Gather all lines with the word "this" in them.

## BEGIN Records for the exercise

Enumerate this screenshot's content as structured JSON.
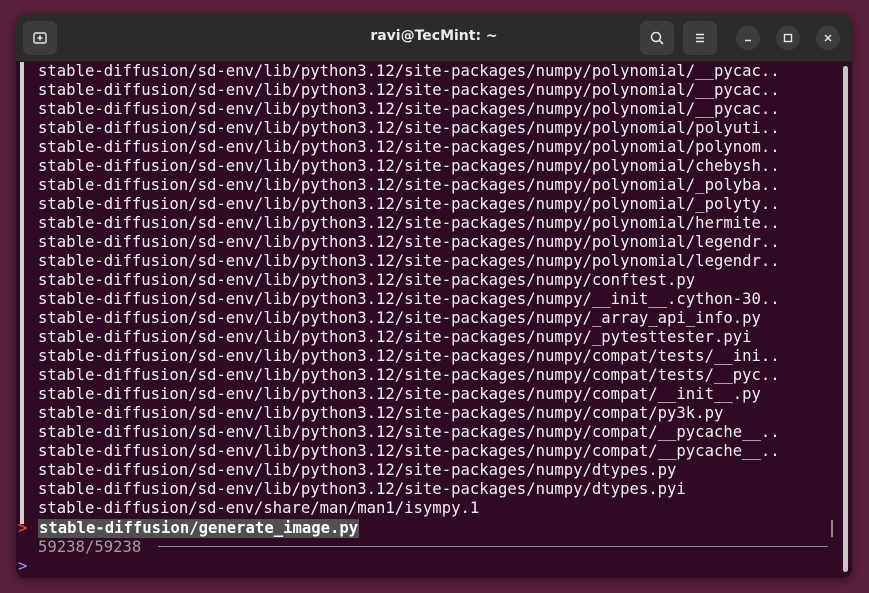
{
  "window": {
    "title": "ravi@TecMint: ~",
    "new_tab_icon": "new-tab-icon",
    "search_icon": "search-icon",
    "menu_icon": "hamburger-menu-icon",
    "minimize_icon": "minimize-icon",
    "maximize_icon": "maximize-icon",
    "close_icon": "close-icon"
  },
  "terminal": {
    "lines": [
      "stable-diffusion/sd-env/lib/python3.12/site-packages/numpy/polynomial/__pycac..",
      "stable-diffusion/sd-env/lib/python3.12/site-packages/numpy/polynomial/__pycac..",
      "stable-diffusion/sd-env/lib/python3.12/site-packages/numpy/polynomial/__pycac..",
      "stable-diffusion/sd-env/lib/python3.12/site-packages/numpy/polynomial/polyuti..",
      "stable-diffusion/sd-env/lib/python3.12/site-packages/numpy/polynomial/polynom..",
      "stable-diffusion/sd-env/lib/python3.12/site-packages/numpy/polynomial/chebysh..",
      "stable-diffusion/sd-env/lib/python3.12/site-packages/numpy/polynomial/_polyba..",
      "stable-diffusion/sd-env/lib/python3.12/site-packages/numpy/polynomial/_polyty..",
      "stable-diffusion/sd-env/lib/python3.12/site-packages/numpy/polynomial/hermite..",
      "stable-diffusion/sd-env/lib/python3.12/site-packages/numpy/polynomial/legendr..",
      "stable-diffusion/sd-env/lib/python3.12/site-packages/numpy/polynomial/legendr..",
      "stable-diffusion/sd-env/lib/python3.12/site-packages/numpy/conftest.py",
      "stable-diffusion/sd-env/lib/python3.12/site-packages/numpy/__init__.cython-30..",
      "stable-diffusion/sd-env/lib/python3.12/site-packages/numpy/_array_api_info.py",
      "stable-diffusion/sd-env/lib/python3.12/site-packages/numpy/_pytesttester.pyi",
      "stable-diffusion/sd-env/lib/python3.12/site-packages/numpy/compat/tests/__ini..",
      "stable-diffusion/sd-env/lib/python3.12/site-packages/numpy/compat/tests/__pyc..",
      "stable-diffusion/sd-env/lib/python3.12/site-packages/numpy/compat/__init__.py",
      "stable-diffusion/sd-env/lib/python3.12/site-packages/numpy/compat/py3k.py",
      "stable-diffusion/sd-env/lib/python3.12/site-packages/numpy/compat/__pycache__..",
      "stable-diffusion/sd-env/lib/python3.12/site-packages/numpy/compat/__pycache__..",
      "stable-diffusion/sd-env/lib/python3.12/site-packages/numpy/dtypes.py",
      "stable-diffusion/sd-env/lib/python3.12/site-packages/numpy/dtypes.pyi",
      "stable-diffusion/sd-env/share/man/man1/isympy.1"
    ],
    "selected": {
      "pointer": ">",
      "text": "stable-diffusion/generate_image.py"
    },
    "match_count": "59238/59238",
    "prompt": ">"
  },
  "colors": {
    "desktop_bg": "#5a1f3c",
    "terminal_bg": "#300a24",
    "titlebar_bg": "#2b2b2b",
    "pointer": "#e0403a",
    "prompt": "#9a9aff"
  }
}
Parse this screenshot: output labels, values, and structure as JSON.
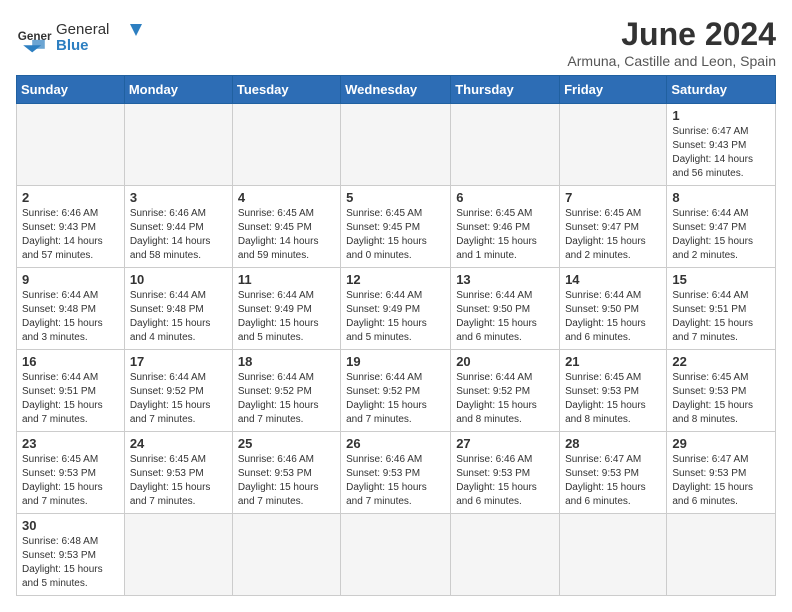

## END Records for the exercise

**Task answer**
Enumerate this screenshot's content as structured JSON.
Parse this screenshot: output labels, values, and structure as JSON.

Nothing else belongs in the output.